(Recorded data)
━━━━━━━━━━
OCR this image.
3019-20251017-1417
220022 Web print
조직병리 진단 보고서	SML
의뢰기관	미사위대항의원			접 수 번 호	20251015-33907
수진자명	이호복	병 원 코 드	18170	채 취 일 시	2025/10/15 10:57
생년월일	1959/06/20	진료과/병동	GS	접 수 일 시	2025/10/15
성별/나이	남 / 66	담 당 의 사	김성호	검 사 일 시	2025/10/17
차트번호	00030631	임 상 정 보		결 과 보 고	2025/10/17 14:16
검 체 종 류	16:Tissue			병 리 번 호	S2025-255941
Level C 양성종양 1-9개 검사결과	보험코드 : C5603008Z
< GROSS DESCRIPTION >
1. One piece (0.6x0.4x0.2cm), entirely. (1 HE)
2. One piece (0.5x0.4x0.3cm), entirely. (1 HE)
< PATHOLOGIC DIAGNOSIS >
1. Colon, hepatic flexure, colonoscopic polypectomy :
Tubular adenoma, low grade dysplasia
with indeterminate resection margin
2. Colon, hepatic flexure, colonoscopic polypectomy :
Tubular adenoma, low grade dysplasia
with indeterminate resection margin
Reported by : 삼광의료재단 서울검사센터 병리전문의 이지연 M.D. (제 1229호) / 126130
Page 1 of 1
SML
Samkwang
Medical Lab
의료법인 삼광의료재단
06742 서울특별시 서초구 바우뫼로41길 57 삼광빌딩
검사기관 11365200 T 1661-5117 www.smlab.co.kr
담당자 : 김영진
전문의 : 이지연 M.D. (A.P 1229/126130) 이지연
━━━━━━━━━━
Given exercise:
Copy all the records above precisely.

Answer to the exercise:
OCR this image.
3019-20251017-1417
220022 Web print
조직병리 진단 보고서	SML
의뢰기관	미사위대항의원			접 수 번 호	20251015-33907
수진자명	이호복	병 원 코 드	18170	채 취 일 시	2025/10/15 10:57
생년월일	1959/06/20	진료과/병동	GS	접 수 일 시	2025/10/15
성별/나이	남 / 66	담 당 의 사	김성호	검 사 일 시	2025/10/17
차트번호	00030631	임 상 정 보		결 과 보 고	2025/10/17 14:16
검 체 종 류	16:Tissue			병 리 번 호	S2025-255941
Level C 양성종양 1-9개 검사결과	보험코드 : C5603008Z
< GROSS DESCRIPTION >
1. One piece (0.6x0.4x0.2cm), entirely. (1 HE)
2. One piece (0.5x0.4x0.3cm), entirely. (1 HE)
< PATHOLOGIC DIAGNOSIS >
1. Colon, hepatic flexure, colonoscopic polypectomy :
Tubular adenoma, low grade dysplasia
with indeterminate resection margin
2. Colon, hepatic flexure, colonoscopic polypectomy :
Tubular adenoma, low grade dysplasia
with indeterminate resection margin
Reported by : 삼광의료재단 서울검사센터 병리전문의 이지연 M.D. (제 1229호) / 126130
Page 1 of 1
SML
Samkwang
Medical Lab
의료법인 삼광의료재단
06742 서울특별시 서초구 바우뫼로41길 57 삼광빌딩
검사기관 11365200 T 1661-5117 www.smlab.co.kr
담당자 : 김영진
전문의 : 이지연 M.D. (A.P 1229/126130) 이지연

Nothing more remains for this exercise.